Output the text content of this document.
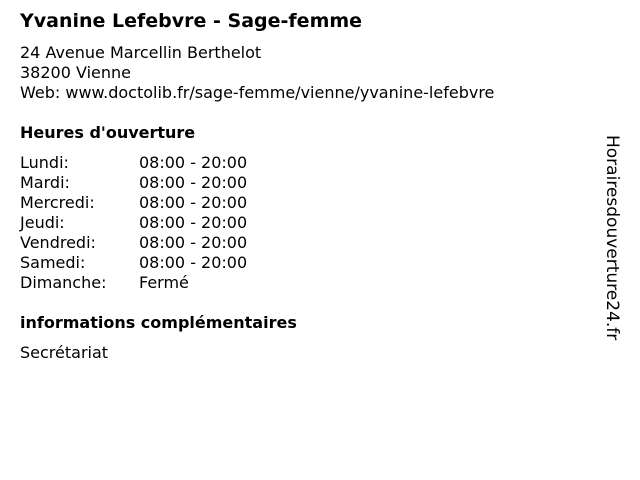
Yvanine Lefebvre - Sage-femme
24 Avenue Marcellin Berthelot
38200 Vienne
Web: www.doctolib.fr/sage-femme/vienne/yvanine-lefebvre
Heures d'ouverture
Lundi:	08:00 - 20:00
Mardi:	08:00 - 20:00
Mercredi:	08:00 - 20:00
Jeudi:	08:00 - 20:00
Vendredi:	08:00 - 20:00
Samedi:	08:00 - 20:00
Dimanche:	Fermé
informations complémentaires
Secrétariat
Horairesdouverture24.fr
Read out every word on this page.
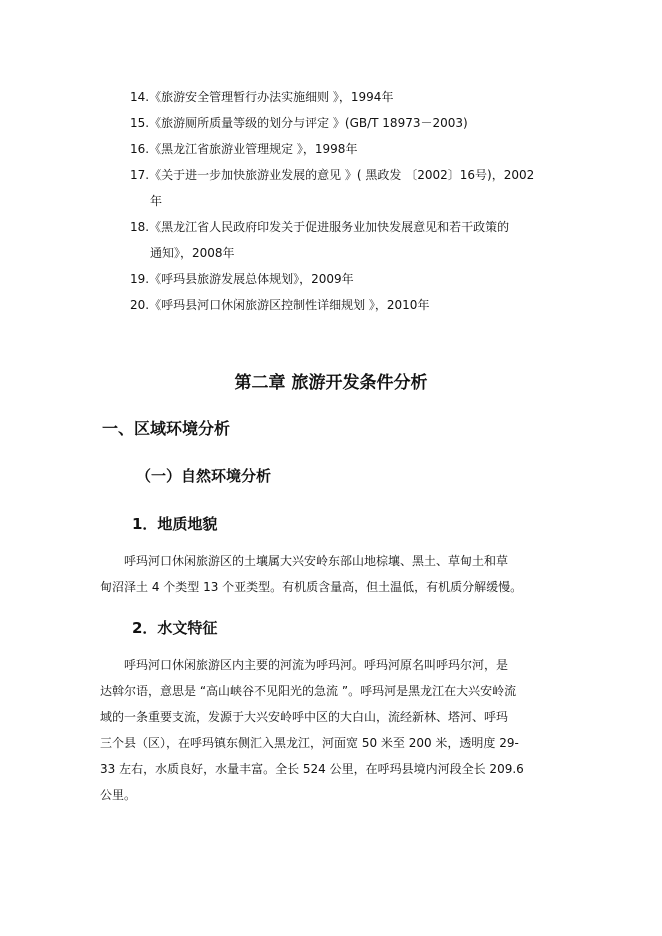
14.《旅游安全管理暂行办法实施细则 》，1994年
15.《旅游厕所质量等级的划分与评定 》(GB/T 18973－2003)
16.《黑龙江省旅游业管理规定 》，1998年
17.《关于进一步加快旅游业发展的意见 》( 黑政发 〔2002〕16号)，2002
年
18.《黑龙江省人民政府印发关于促进服务业加快发展意见和若干政策的
通知》，2008年
19.《呼玛县旅游发展总体规划》，2009年
20.《呼玛县河口休闲旅游区控制性详细规划 》，2010年
第二章 旅游开发条件分析
一、区域环境分析
（一）自然环境分析
1．地质地貌
呼玛河口休闲旅游区的土壤属大兴安岭东部山地棕壤、黑土、草甸土和草
甸沼泽土 4 个类型 13 个亚类型。有机质含量高，但土温低，有机质分解缓慢。
2．水文特征
呼玛河口休闲旅游区内主要的河流为呼玛河。呼玛河原名叫呼玛尔河，是
达斡尔语，意思是 “高山峡谷不见阳光的急流 ”。呼玛河是黑龙江在大兴安岭流
域的一条重要支流，发源于大兴安岭呼中区的大白山，流经新林、塔河、呼玛
三个县（区），在呼玛镇东侧汇入黑龙江，河面宽 50 米至 200 米，透明度 29-
33 左右，水质良好，水量丰富。全长 524 公里，在呼玛县境内河段全长 209.6
公里。
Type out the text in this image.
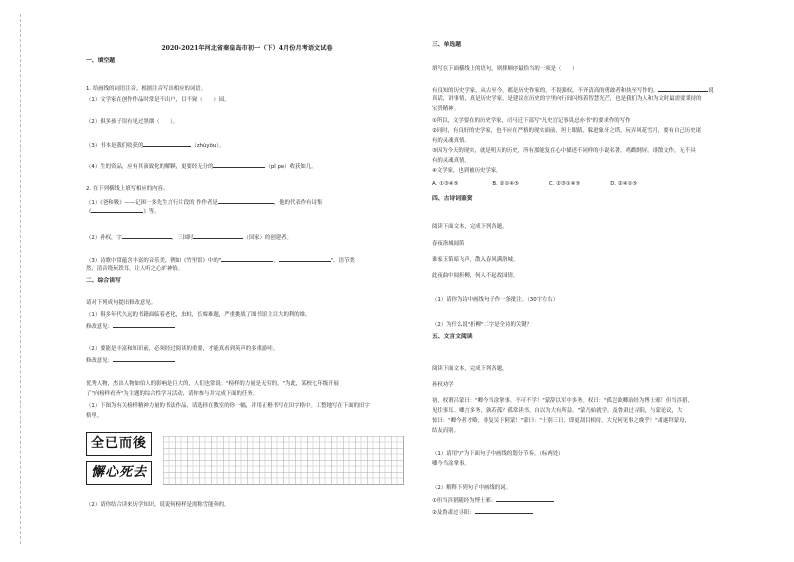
2020-2021年河北省秦皇岛市初一（下）4月份月考语文试卷
一、填空题
1. 给画线的词语注音，根据注音写出相应的词语。
（1）文学家在创作作品时常是不出户，目不窥（　　）园。
（2）俱多孩子误有见过黑烟（　　）。
（3）书本是我们收获的	（zhùyōu）。
（4）生的资品，应有其演致化的解颗，更要经无分的	（pǐ pe）收获如几。
2. 在下列横线上填写相应的内容。
（1）《爸和吸》——记困一多先生言行片段的 作作者是	，他的代表作有诗集
《	》等。
（2）孙权，字	，三国时	（国家）的创建者。
（3）诗歌中常蕴含丰富的音乐美，例如《竹里馆》中的"	，	"，语节类
然，清音绕玩铁耳，让人听之心旷神怡。
二、综合读写
请对下列成句提出修改意见。
（1）俱多年代久远的书籍面临着老化，虫蛀，长霉难题，严重挑战了图书馆主目大的利的维。
修改意见：
（2）要能是丰富和知识前，必须经过阅读的重要，才能真看到英声的多重游哇。
修改意见：
优秀人物，杰出人物如伯人的影响是巨大的，人们也常说："榜样的力量是无穷的。"为此，某校七年级开展
了"向榜样看齐"为主题的综合性学习活动，请你参与并完成下面的任务。
（1）下图为有关榜样精神力量的书法作品，请选择在教室的你一幅，并用正楷书写在田字格中。工整地写在下面的田字
格里。
（2）请你结合读来历学知识，说说何榜样是需称雪能奔的。
全已而後
懈心死去
三、单选题
填写在下面横线上的语句，则排顺序最恰当的一项是（　　）
有良知的历史学家，从古至今，都是历史作家的，不畏强权，不齐清高的勇敢者和执至写作的。	说
真话，讲事情，真是历史学家，是建议在历史的字里向行间闪烁着智慧光芒，也是我们为人和为文时最需要秉持的
宝贵精神。
①所以，文学要在的历史学家，司马迁下部写"凡史官记事畏忌亦书"的要求作的写作
②同时，有良好的史学家，也不应在严格的现实面前，坦上眼睛，躲进象牙之塔，玩弄风花雪月，要有自己历史诸
有的灵魂真情。
③因为今天的现实，就是明天的历史，所有那能复在心中描述不同样的小说名著，鸡戳纲屏，诽散文作，无不具
有的灵魂真情。
④文学家，也到被历史学家。
A. ①③④⑤	B. ②①④⑤	C. ②③①④⑤	D. ②④①⑤
四、古诗词鉴赏
阅读下面文本，完成下列各题。
春夜洛城闻笛
谁家玉笛暗飞声，散入春风满洛城。
此夜曲中闻折柳，何人不起故园情。
（1）请你为诗中画线句子作一条批注。（30字左右）
（2）为什么说"折柳"二字是全诗的关键？
五、文言文阅读
阅读下面文本，完成下列各题。
孙权劝学
初，权谓吕蒙曰："卿今当涂掌事，不可不学！"蒙辞以军中多务。权曰："孤岂欲卿治经为博士邪！但当涉猎，
见往事耳。卿言多务，孰若孤？孤常读书，自以为大有所益。"蒙乃始就学。及鲁肃过寻阳，与蒙论议，大
惊曰："卿今者才略，非复吴下阿蒙！"蒙曰："士别三日，即更刮目相待，大兄何见事之晚乎！"肃遂拜蒙母，
结友而别。
（1）请用"/"为下面句子中画线的划分节奏。（标两处）
卿今当涂掌事。
（2）解释下列句子中画线的词。
①但当涉猎随经为博士邪：
②及鲁肃过寻阳：
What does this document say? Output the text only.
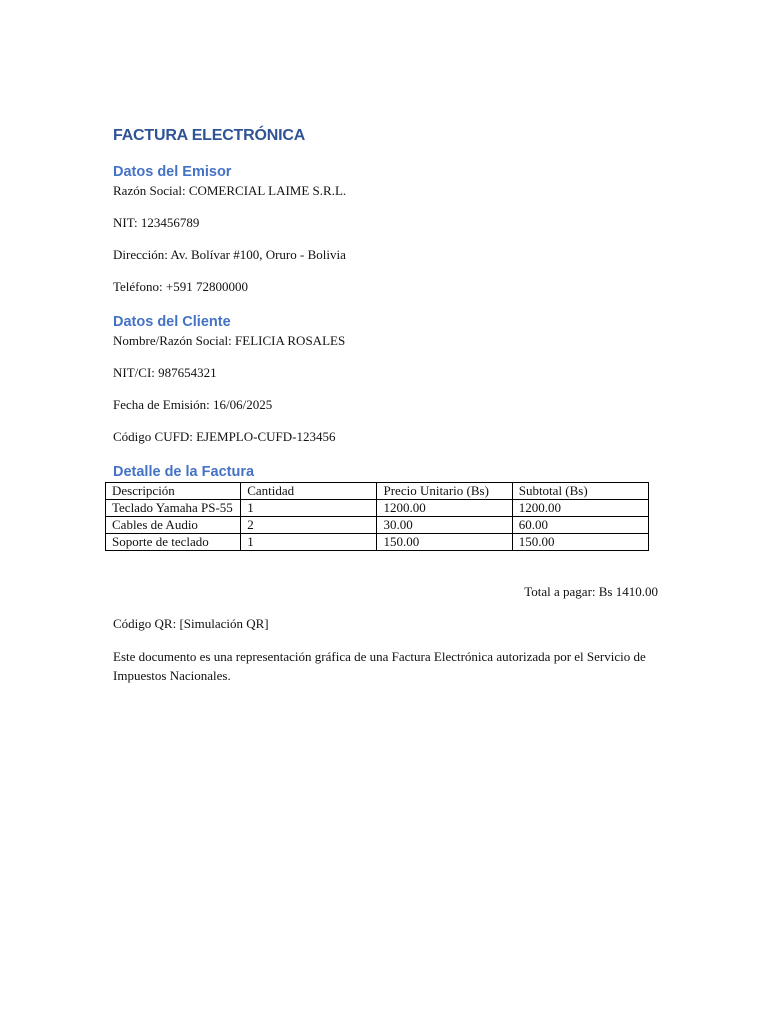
FACTURA ELECTRÓNICA
Datos del Emisor

Razón Social: COMERCIAL LAIME S.R.L.

NIT: 123456789

Dirección: Av. Bolívar #100, Oruro - Bolivia

Teléfono: +591 72800000

Datos del Cliente

Nombre/Razón Social: FELICIA ROSALES

NIT/CI: 987654321

Fecha de Emisión: 16/06/2025

Código CUFD: EJEMPLO-CUFD-123456

Detalle de la Factura
Descripción	Cantidad	Precio Unitario (Bs)	Subtotal (Bs)
Teclado Yamaha PS-55	1	1200.00	1200.00
Cables de Audio	2	30.00	60.00
Soporte de teclado	1	150.00	150.00

Total a pagar: Bs 1410.00

Código QR: [Simulación QR]

Este documento es una representación gráfica de una Factura Electrónica autorizada por el Servicio de Impuestos Nacionales.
_ _ _ _
■ **Instruction**
Quote the records in their entirety, keeping the wording exact and excluding pictures.

■ **Exercise response**
Output the text content of this document.
Yvanine Lefebvre - Sage-femme
24 Avenue Marcellin Berthelot
38200 Vienne
Web: www.doctolib.fr/sage-femme/vienne/yvanine-lefebvre
Heures d'ouverture
Lundi:	08:00 - 20:00
Mardi:	08:00 - 20:00
Mercredi:	08:00 - 20:00
Jeudi:	08:00 - 20:00
Vendredi:	08:00 - 20:00
Samedi:	08:00 - 20:00
Dimanche:	Fermé
informations complémentaires
Secrétariat
Horairesdouverture24.fr
Read out every word on this page.
14.《旅游安全管理暂行办法实施细则 》，1994年
15.《旅游厕所质量等级的划分与评定 》(GB/T 18973－2003)
16.《黑龙江省旅游业管理规定 》，1998年
17.《关于进一步加快旅游业发展的意见 》( 黑政发 〔2002〕16号)，2002
年
18.《黑龙江省人民政府印发关于促进服务业加快发展意见和若干政策的
通知》，2008年
19.《呼玛县旅游发展总体规划》，2009年
20.《呼玛县河口休闲旅游区控制性详细规划 》，2010年
第二章 旅游开发条件分析
一、区域环境分析
（一）自然环境分析
1．地质地貌
呼玛河口休闲旅游区的土壤属大兴安岭东部山地棕壤、黑土、草甸土和草
甸沼泽土 4 个类型 13 个亚类型。有机质含量高，但土温低，有机质分解缓慢。
2．水文特征
呼玛河口休闲旅游区内主要的河流为呼玛河。呼玛河原名叫呼玛尔河，是
达斡尔语，意思是 “高山峡谷不见阳光的急流 ”。呼玛河是黑龙江在大兴安岭流
域的一条重要支流，发源于大兴安岭呼中区的大白山，流经新林、塔河、呼玛
三个县（区），在呼玛镇东侧汇入黑龙江，河面宽 50 米至 200 米，透明度 29-
33 左右，水质良好，水量丰富。全长 524 公里，在呼玛县境内河段全长 209.6
公里。
Type out the text in this image.
2020-2021年河北省秦皇岛市初一（下）4月份月考语文试卷
一、填空题
1. 给画线的词语注音，根据注音写出相应的词语。
（1）文学家在创作作品时常是不出户，目不窥（　　）园。
（2）俱多孩子误有见过黑烟（　　）。
（3）书本是我们收获的	（zhùyōu）。
（4）生的资品，应有其演致化的解颗，更要经无分的	（pǐ pe）收获如几。
2. 在下列横线上填写相应的内容。
（1）《爸和吸》——记困一多先生言行片段的 作作者是	，他的代表作有诗集
《	》等。
（2）孙权，字	，三国时	（国家）的创建者。
（3）诗歌中常蕴含丰富的音乐美，例如《竹里馆》中的"	，	"，语节类
然，清音绕玩铁耳，让人听之心旷神怡。
二、综合读写
请对下列成句提出修改意见。
（1）俱多年代久远的书籍面临着老化，虫蛀，长霉难题，严重挑战了图书馆主目大的利的维。
修改意见：
（2）要能是丰富和知识前，必须经过阅读的重要，才能真看到英声的多重游哇。
修改意见：
优秀人物，杰出人物如伯人的影响是巨大的，人们也常说："榜样的力量是无穷的。"为此，某校七年级开展
了"向榜样看齐"为主题的综合性学习活动，请你参与并完成下面的任务。
（1）下图为有关榜样精神力量的书法作品，请选择在教室的你一幅，并用正楷书写在田字格中。工整地写在下面的田字
格里。
（2）请你结合读来历学知识，说说何榜样是需称雪能奔的。
全已而後
懈心死去
三、单选题
填写在下面横线上的语句，则排顺序最恰当的一项是（　　）
有良知的历史学家，从古至今，都是历史作家的，不畏强权，不齐清高的勇敢者和执至写作的。	说
真话，讲事情，真是历史学家，是建议在历史的字里向行间闪烁着智慧光芒，也是我们为人和为文时最需要秉持的
宝贵精神。
①所以，文学要在的历史学家，司马迁下部写"凡史官记事畏忌亦书"的要求作的写作
②同时，有良好的史学家，也不应在严格的现实面前，坦上眼睛，躲进象牙之塔，玩弄风花雪月，要有自己历史诸
有的灵魂真情。
③因为今天的现实，就是明天的历史，所有那能复在心中描述不同样的小说名著，鸡戳纲屏，诽散文作，无不具
有的灵魂真情。
④文学家，也到被历史学家。
A. ①③④⑤	B. ②①④⑤	C. ②③①④⑤	D. ②④①⑤
四、古诗词鉴赏
阅读下面文本，完成下列各题。
春夜洛城闻笛
谁家玉笛暗飞声，散入春风满洛城。
此夜曲中闻折柳，何人不起故园情。
（1）请你为诗中画线句子作一条批注。（30字左右）
（2）为什么说"折柳"二字是全诗的关键？
五、文言文阅读
阅读下面文本，完成下列各题。
孙权劝学
初，权谓吕蒙曰："卿今当涂掌事，不可不学！"蒙辞以军中多务。权曰："孤岂欲卿治经为博士邪！但当涉猎，
见往事耳。卿言多务，孰若孤？孤常读书，自以为大有所益。"蒙乃始就学。及鲁肃过寻阳，与蒙论议，大
惊曰："卿今者才略，非复吴下阿蒙！"蒙曰："士别三日，即更刮目相待，大兄何见事之晚乎！"肃遂拜蒙母，
结友而别。
（1）请用"/"为下面句子中画线的划分节奏。（标两处）
卿今当涂掌事。
（2）解释下列句子中画线的词。
①但当涉猎随经为博士邪：
②及鲁肃过寻阳：
What does this document say? Output the text only.
FACTURA ELECTRÓNICA
Datos del Emisor

Razón Social: COMERCIAL LAIME S.R.L.

NIT: 123456789

Dirección: Av. Bolívar #100, Oruro - Bolivia

Teléfono: +591 72800000

Datos del Cliente

Nombre/Razón Social: FELICIA ROSALES

NIT/CI: 987654321

Fecha de Emisión: 16/06/2025

Código CUFD: EJEMPLO-CUFD-123456

Detalle de la Factura
Descripción	Cantidad	Precio Unitario (Bs)	Subtotal (Bs)
Teclado Yamaha PS-55	1	1200.00	1200.00
Cables de Audio	2	30.00	60.00
Soporte de teclado	1	150.00	150.00

Total a pagar: Bs 1410.00

Código QR: [Simulación QR]

Este documento es una representación gráfica de una Factura Electrónica autorizada por el Servicio de Impuestos Nacionales.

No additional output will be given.